* [EXERCISE OBJECTIVE] Please count the rows below that contain the string "Expressions", matching case exactly, and give only the number.

* [DATASET RECORDS]
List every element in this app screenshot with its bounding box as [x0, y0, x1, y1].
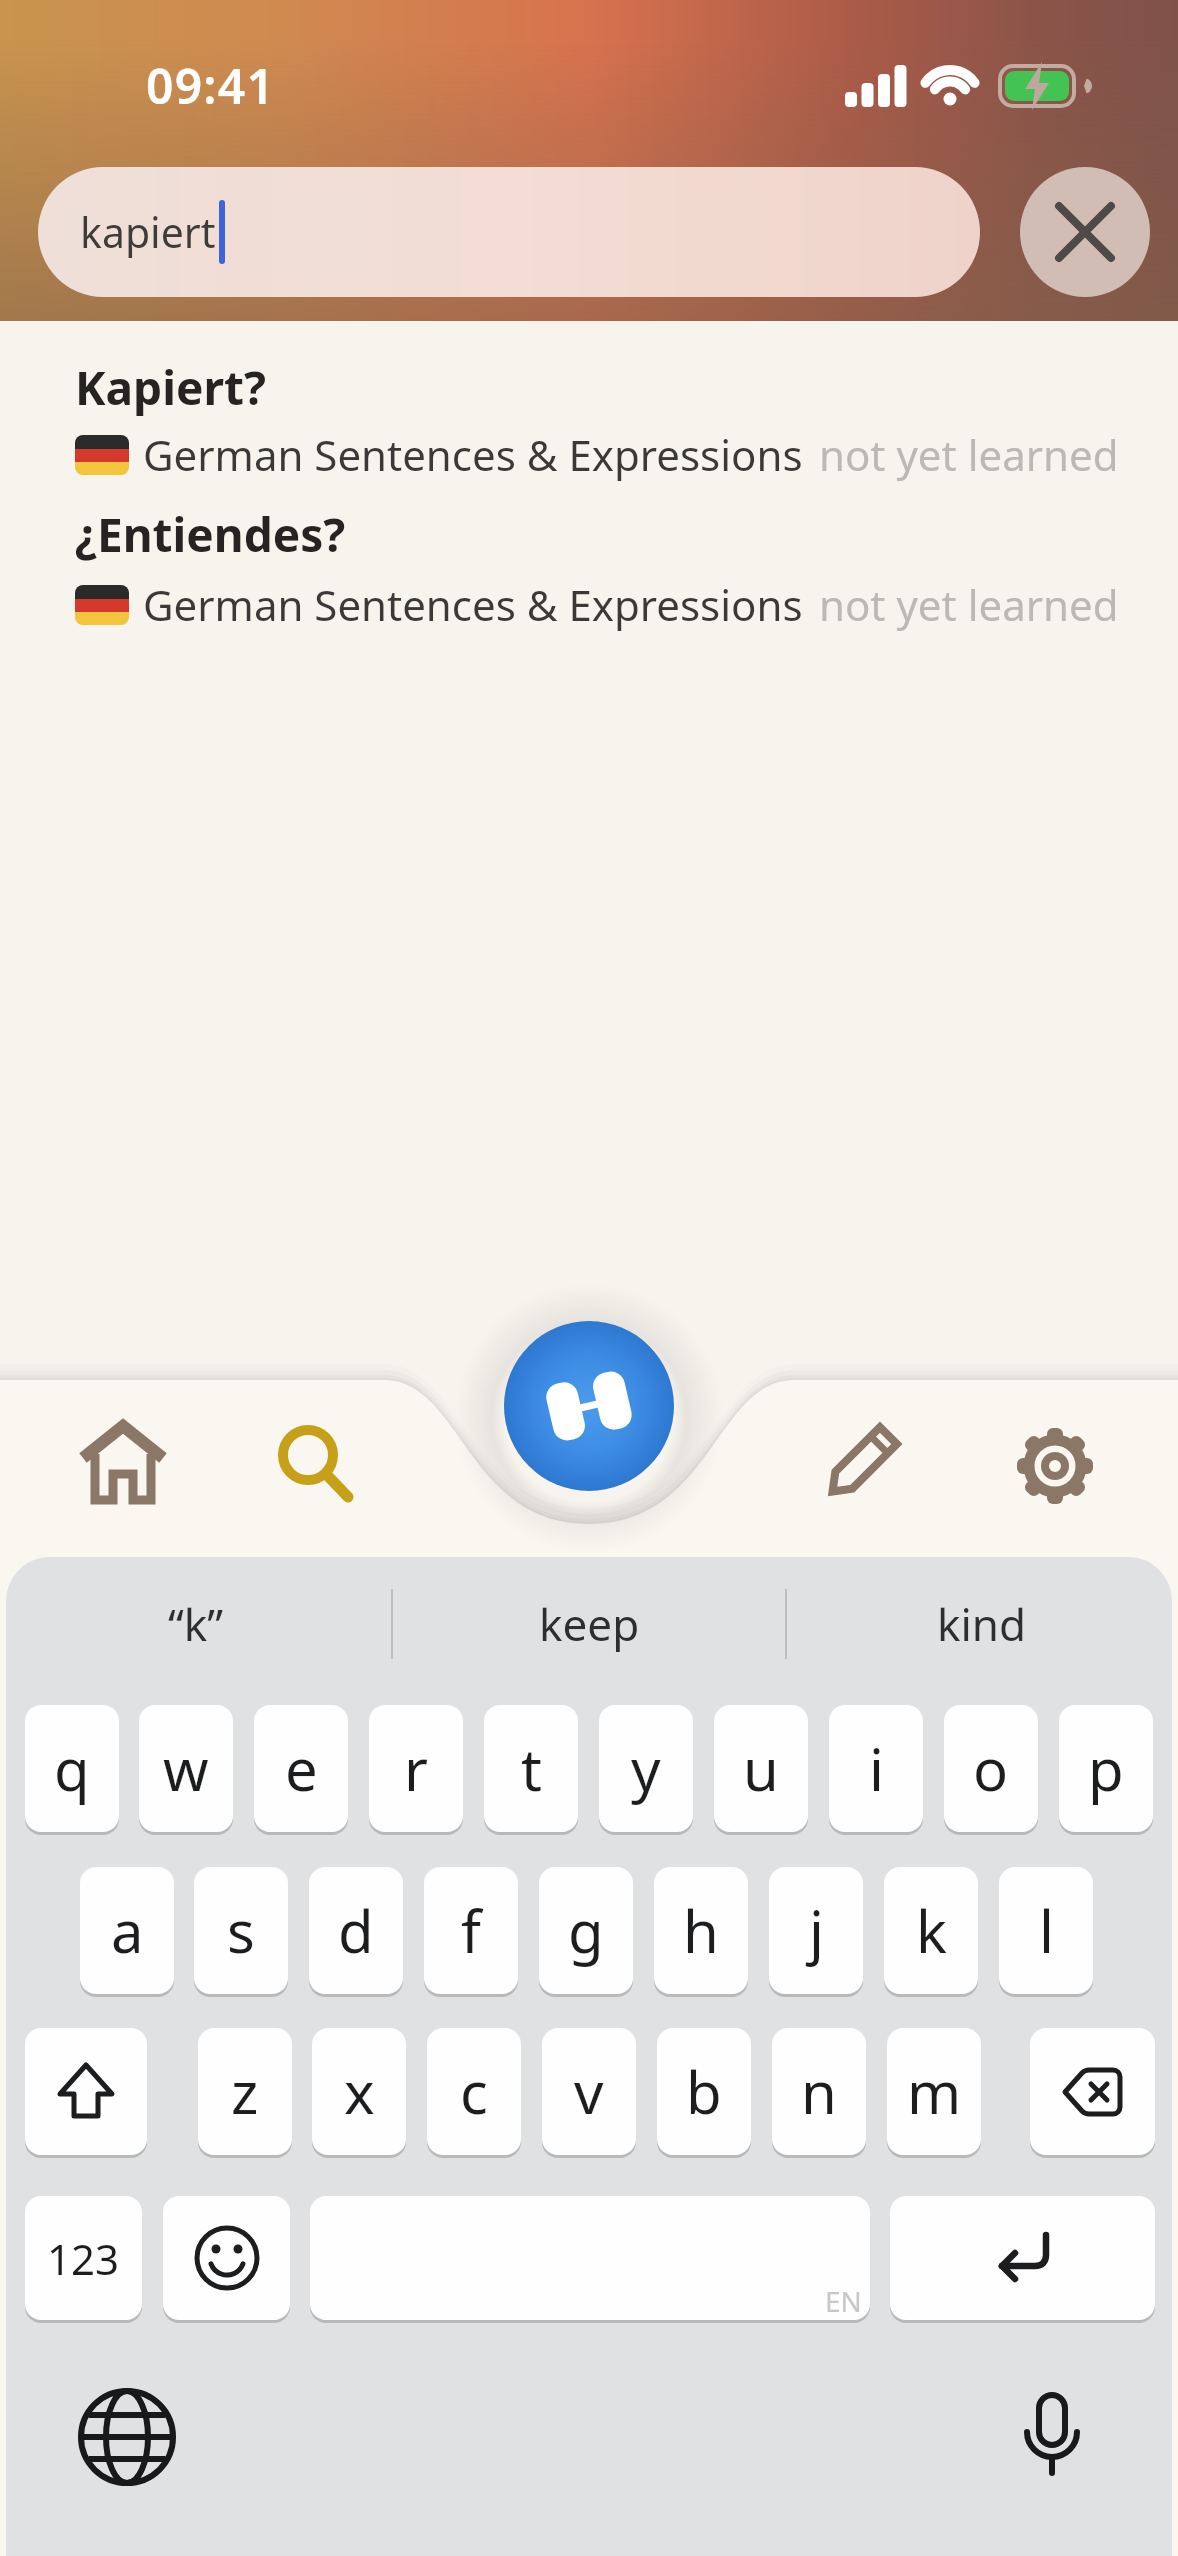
staticText: not yet learned	[819, 576, 1119, 633]
button[interactable]: f	[424, 1867, 518, 1994]
button[interactable]	[504, 1321, 674, 1491]
staticText: 123	[47, 2230, 120, 2287]
button[interactable]	[310, 2196, 870, 2320]
staticText: German Sentences & Expressions	[143, 576, 803, 633]
button[interactable]: x	[312, 2028, 406, 2155]
button[interactable]: kind	[852, 1585, 1112, 1663]
button[interactable]: g	[539, 1867, 633, 1994]
button[interactable]: q	[25, 1705, 119, 1832]
button[interactable]: e	[254, 1705, 348, 1832]
button[interactable]: v	[542, 2028, 636, 2155]
staticText: y	[631, 1729, 661, 1808]
button[interactable]: German Sentences & Expressions	[75, 576, 1119, 633]
button[interactable]	[1020, 167, 1150, 297]
button[interactable]	[1030, 2028, 1155, 2155]
staticText: g	[568, 1891, 604, 1970]
staticText: German Sentences & Expressions	[143, 426, 803, 483]
button[interactable]: c	[427, 2028, 521, 2155]
staticText: z	[231, 2052, 259, 2131]
staticText: f	[461, 1891, 481, 1970]
staticText: o	[973, 1729, 1009, 1808]
staticText: kapiert	[80, 204, 216, 260]
button[interactable]: z	[198, 2028, 292, 2155]
staticText: b	[686, 2052, 722, 2131]
button[interactable]: “k”	[66, 1585, 326, 1663]
staticText: p	[1088, 1729, 1124, 1808]
button[interactable]: o	[944, 1705, 1038, 1832]
staticText: c	[460, 2052, 488, 2131]
button[interactable]	[890, 2196, 1155, 2320]
staticText: i	[869, 1729, 884, 1808]
button[interactable]	[25, 2028, 147, 2155]
button[interactable]: keep	[459, 1585, 719, 1663]
button[interactable]	[1000, 2385, 1104, 2489]
button[interactable]: 123	[25, 2196, 142, 2320]
staticText: 09:41	[146, 53, 276, 118]
button[interactable]: kapiert	[38, 167, 980, 297]
staticText: k	[916, 1891, 947, 1970]
staticText: j	[809, 1891, 824, 1970]
staticText: d	[338, 1891, 374, 1970]
staticText: kind	[937, 1594, 1027, 1654]
button[interactable]: Kapiert?	[75, 356, 266, 419]
button[interactable]: i	[829, 1705, 923, 1832]
button[interactable]: a	[80, 1867, 174, 1994]
button[interactable]	[75, 2385, 179, 2489]
button[interactable]	[275, 1424, 355, 1504]
staticText: h	[683, 1891, 719, 1970]
button[interactable]: ¿Entiendes?	[75, 503, 346, 566]
staticText: x	[344, 2052, 375, 2131]
staticText: v	[574, 2052, 604, 2131]
staticText: n	[801, 2052, 837, 2131]
button[interactable]	[163, 2196, 290, 2320]
button[interactable]: t	[484, 1705, 578, 1832]
button[interactable]: m	[887, 2028, 981, 2155]
button[interactable]: p	[1059, 1705, 1153, 1832]
staticText: not yet learned	[819, 426, 1119, 483]
button[interactable]	[83, 1428, 163, 1506]
button[interactable]: d	[309, 1867, 403, 1994]
staticText: w	[163, 1729, 209, 1808]
button[interactable]: German Sentences & Expressions	[75, 426, 1119, 483]
staticText: “k”	[168, 1594, 224, 1654]
staticText: Kapiert?	[75, 356, 266, 419]
button[interactable]: j	[769, 1867, 863, 1994]
button[interactable]: k	[884, 1867, 978, 1994]
button[interactable]: s	[194, 1867, 288, 1994]
button[interactable]: h	[654, 1867, 748, 1994]
button[interactable]: l	[999, 1867, 1093, 1994]
button[interactable]	[1015, 1426, 1095, 1506]
staticText: s	[227, 1891, 255, 1970]
staticText: u	[743, 1729, 779, 1808]
staticText: keep	[539, 1594, 640, 1654]
staticText: t	[521, 1729, 542, 1808]
staticText: ¿Entiendes?	[75, 503, 346, 566]
staticText: a	[111, 1891, 144, 1970]
staticText: EN	[825, 2282, 862, 2320]
staticText: e	[285, 1729, 318, 1808]
button[interactable]: y	[599, 1705, 693, 1832]
button[interactable]: b	[657, 2028, 751, 2155]
button[interactable]: r	[369, 1705, 463, 1832]
button[interactable]: n	[772, 2028, 866, 2155]
staticText: r	[404, 1729, 428, 1808]
button[interactable]: w	[139, 1705, 233, 1832]
staticText: l	[1039, 1891, 1054, 1970]
staticText: q	[54, 1729, 90, 1808]
staticText: m	[907, 2052, 962, 2131]
button[interactable]	[818, 1426, 898, 1506]
button[interactable]: u	[714, 1705, 808, 1832]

* [WRITTEN RESPONSE] 4